_Source excerpt_
## start
December 2007

Monthly Archive

Chicken Killer Barley Wine Ale

Posted by on 20 Dec 2007 | Tagged as: Beer Reviews, Gulp Alert!, Holy Beer Contenders

With a name like “Chicken Killer” you know I’m going to be messed up by the time this bottle is empty.

Popping the top, I smell a sweet infusion of hops and barley, nice but not overpowering.

First sip turned into a first series of gulps and I struggled to stop the reptilian portion of my brain from downing the entire bottle. Yes, my friends, the Gulp Alert is being sounded on this one.

This brew is thick, smooth, sweet and oozes flavor like syrup. The alcohol is so prevalent you can taste it, giving the ale a crystalline quality that delivers the barley like a 5 star dish garnished with energized hops. A third the way through the bottle I’m already feeling a good buzz and I’m starting to sweat. I’m also getting nervous about what I’m going to write.

Alcohol-influenced writing is usually less than coherent. And here, two-thirds the way though the bottle, that is what I’m feeling. Less than coherent.

I lean far back in my squeaky red chair. I put my hands behind my head, close my eyes. The brew is almost gone. My ears are ringing and my teeth feel soft and wiggly. Reaching out I pick up the big brown bottle, take a slow sip, and savor. Ten percent alcohol, and the bottle holds 1 pint & 6 ounces.

Not only do I hereby proclaim this a Groovy Brew, and not only do I bestow upon it an amazingly high 8.8 on the Holy Grail Scale, I also vote Sante Fe Brewing Company’s Chicken Killer Barley Wine Ale as the brew most likely to also be used as rocket fuel.

Lagunitas Cappuccino Stout

Posted by on 17 Dec 2007 | Tagged as: Beer Reviews, Holy Beer Contenders

This limited release beer is as totally over the top as you’d expect from Lagunitas Brewing Company.

Imagine going to Starbucks and ordering a beer.

This would be it. Cappuccino Stout.

I drank two of these without writing a single word. I didn’t want to be bothered. The brew demanded all my attention.

This beer is for someone who drinks black strong coffee straight up. No cream. No sugar.
## end
_Given exercise 1_
In the beer reviews, rewrite the paragraph beginning "This brew is thick, smooth, sweet" in fewer words, keeping its main facts.
_Given exercise 2_
Carry the beer reviews forward from their final line, continuing the Lagunitas Cappuccino Stout review in the same voice.
The data that follows comes from a separate source.

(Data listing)
## start
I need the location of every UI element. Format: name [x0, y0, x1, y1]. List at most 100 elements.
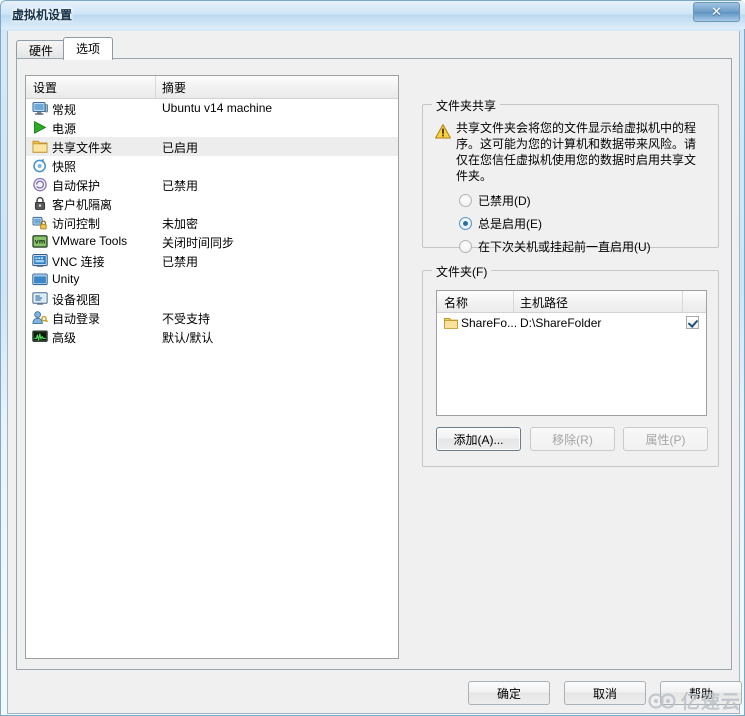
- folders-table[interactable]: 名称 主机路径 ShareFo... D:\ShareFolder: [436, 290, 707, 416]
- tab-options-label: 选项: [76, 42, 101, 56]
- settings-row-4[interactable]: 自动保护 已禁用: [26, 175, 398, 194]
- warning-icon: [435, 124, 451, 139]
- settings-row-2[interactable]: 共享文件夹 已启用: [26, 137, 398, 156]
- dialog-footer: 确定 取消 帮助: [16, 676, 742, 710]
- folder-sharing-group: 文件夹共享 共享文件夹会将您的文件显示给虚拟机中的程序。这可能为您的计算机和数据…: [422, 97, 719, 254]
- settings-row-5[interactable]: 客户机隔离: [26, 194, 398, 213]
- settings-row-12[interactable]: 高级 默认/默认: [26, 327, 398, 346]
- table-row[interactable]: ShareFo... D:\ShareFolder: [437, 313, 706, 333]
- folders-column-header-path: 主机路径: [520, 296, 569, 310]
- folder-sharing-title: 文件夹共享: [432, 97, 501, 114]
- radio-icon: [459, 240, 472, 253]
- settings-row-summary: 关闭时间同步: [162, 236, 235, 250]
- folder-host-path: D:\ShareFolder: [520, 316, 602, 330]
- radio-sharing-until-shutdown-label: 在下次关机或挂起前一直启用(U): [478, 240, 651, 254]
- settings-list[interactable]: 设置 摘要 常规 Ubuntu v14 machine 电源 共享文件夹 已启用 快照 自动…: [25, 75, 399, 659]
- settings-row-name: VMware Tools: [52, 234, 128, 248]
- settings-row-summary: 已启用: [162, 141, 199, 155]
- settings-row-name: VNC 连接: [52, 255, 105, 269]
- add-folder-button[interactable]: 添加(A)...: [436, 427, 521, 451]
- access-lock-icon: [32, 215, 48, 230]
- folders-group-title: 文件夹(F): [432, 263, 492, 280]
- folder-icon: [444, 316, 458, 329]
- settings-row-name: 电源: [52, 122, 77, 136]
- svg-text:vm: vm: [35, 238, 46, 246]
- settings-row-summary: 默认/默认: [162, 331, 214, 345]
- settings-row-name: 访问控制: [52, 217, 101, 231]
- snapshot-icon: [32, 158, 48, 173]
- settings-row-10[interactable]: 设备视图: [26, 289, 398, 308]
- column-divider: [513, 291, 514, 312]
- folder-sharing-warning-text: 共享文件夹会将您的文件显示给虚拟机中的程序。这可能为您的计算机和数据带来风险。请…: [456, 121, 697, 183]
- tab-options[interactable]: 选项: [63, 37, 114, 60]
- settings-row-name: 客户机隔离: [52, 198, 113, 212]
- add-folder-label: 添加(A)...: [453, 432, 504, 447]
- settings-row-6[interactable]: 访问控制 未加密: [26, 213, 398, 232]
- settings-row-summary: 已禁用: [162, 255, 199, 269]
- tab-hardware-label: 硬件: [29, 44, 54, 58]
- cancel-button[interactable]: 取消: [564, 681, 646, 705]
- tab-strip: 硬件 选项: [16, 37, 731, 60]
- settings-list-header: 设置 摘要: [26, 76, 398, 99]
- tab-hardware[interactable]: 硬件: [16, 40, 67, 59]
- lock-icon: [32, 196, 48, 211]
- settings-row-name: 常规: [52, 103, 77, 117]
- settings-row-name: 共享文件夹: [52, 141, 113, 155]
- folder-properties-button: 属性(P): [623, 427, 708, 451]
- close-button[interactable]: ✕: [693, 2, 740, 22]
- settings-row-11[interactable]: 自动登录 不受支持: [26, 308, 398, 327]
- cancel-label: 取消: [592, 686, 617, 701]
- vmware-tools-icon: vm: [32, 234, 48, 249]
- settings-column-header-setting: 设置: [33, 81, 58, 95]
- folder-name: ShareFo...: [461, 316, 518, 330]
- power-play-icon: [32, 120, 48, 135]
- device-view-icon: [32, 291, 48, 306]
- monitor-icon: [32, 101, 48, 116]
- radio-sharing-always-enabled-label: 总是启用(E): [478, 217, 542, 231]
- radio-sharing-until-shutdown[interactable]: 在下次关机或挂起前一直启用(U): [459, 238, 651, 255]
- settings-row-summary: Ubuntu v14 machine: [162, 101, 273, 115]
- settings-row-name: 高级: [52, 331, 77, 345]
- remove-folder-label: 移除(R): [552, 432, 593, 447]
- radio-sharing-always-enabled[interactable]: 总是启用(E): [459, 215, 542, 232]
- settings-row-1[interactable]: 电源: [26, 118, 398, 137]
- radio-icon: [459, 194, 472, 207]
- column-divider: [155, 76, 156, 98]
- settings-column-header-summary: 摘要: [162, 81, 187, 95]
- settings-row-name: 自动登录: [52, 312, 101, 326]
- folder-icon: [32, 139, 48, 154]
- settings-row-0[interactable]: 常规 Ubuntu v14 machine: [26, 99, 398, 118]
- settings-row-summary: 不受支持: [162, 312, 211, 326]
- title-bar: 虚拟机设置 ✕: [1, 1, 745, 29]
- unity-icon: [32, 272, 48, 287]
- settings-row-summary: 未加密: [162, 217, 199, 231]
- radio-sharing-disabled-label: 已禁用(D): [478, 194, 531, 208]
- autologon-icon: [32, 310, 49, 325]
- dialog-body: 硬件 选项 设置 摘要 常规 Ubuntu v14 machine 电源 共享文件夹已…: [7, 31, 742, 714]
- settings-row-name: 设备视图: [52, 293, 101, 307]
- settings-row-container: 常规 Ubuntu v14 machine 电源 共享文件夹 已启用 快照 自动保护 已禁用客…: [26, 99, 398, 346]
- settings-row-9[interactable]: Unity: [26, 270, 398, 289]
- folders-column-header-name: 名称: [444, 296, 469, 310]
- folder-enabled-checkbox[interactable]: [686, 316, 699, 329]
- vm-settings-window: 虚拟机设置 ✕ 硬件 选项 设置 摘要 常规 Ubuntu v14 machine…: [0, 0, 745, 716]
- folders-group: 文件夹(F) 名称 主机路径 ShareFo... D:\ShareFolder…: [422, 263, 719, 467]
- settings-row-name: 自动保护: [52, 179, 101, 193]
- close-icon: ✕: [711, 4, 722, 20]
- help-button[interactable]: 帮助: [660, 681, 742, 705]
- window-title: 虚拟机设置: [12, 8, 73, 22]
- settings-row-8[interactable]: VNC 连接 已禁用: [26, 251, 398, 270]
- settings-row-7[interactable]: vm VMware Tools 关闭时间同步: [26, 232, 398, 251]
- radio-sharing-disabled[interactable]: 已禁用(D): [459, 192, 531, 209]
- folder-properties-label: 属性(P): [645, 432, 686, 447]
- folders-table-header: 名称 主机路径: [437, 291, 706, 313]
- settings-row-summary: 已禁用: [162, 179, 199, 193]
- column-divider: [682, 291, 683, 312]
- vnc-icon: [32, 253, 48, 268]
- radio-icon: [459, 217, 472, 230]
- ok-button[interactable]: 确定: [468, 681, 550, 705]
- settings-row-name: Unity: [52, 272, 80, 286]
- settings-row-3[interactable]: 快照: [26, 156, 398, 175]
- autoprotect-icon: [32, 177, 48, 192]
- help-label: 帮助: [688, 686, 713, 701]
## end
_Exercise output 1_
The brew is thick, smooth, sweet and syrupy, with alcohol strong enough to taste. That gives it a crystalline quality that shows off the barley and lively hops. A third of the way through the bottle, I'm buzzed, sweating and nervous about what I'll write.

_Exercise output 2_
This beer is for someone who has turned so jaded that everything tastes the same and has blended into a grey muck, and life has turned dim, and all pretty women look like hard plastic. It’s for someone who can’t stand to turn on a radio because the entire spectrum makes you gag. You want to smash cell phones, you want to wreck your car on purpose, you want to set fire to a bank.

This beer is for you.

It will realign your Universe, reset your brain, and help you regain your love of humanity. This beer will pull you back from the brink. This beer will help you breathe.

This beer will help you create.

This beer will give you the urge to put on big heavy boots and stomp around in the mud, laughing hysterically, and roll around on the floor with a puppy.

This beer just might save your life.

I hereby proclaim it a Groovy Brew and rate it 8.1 on the Holy Grail Scale. Get it while you can, it’s seasonal, and it’s disappearing fast.

Sisyphus 2007

Posted by on 06 Dec 2007 | Tagged as: Beer Reviews, Gulp Alert!, Holy Beer Contenders

This beer is gone.

This is a grade A prime gulp alert beer. I couldn’t help myself. I swilled this dark treasure down faster than a thirsty football goon sucks a sports drink.

Sisyphus 2007 is a Barleywine Style Ale, brewed with a dark concoction of malts and hops that causes the palate to bypass all reason and short circuit the moderation center of the brain. In scientific terms, this ale swiftly accelerates a human foot into direct and sudden collision with the gluteus maximus.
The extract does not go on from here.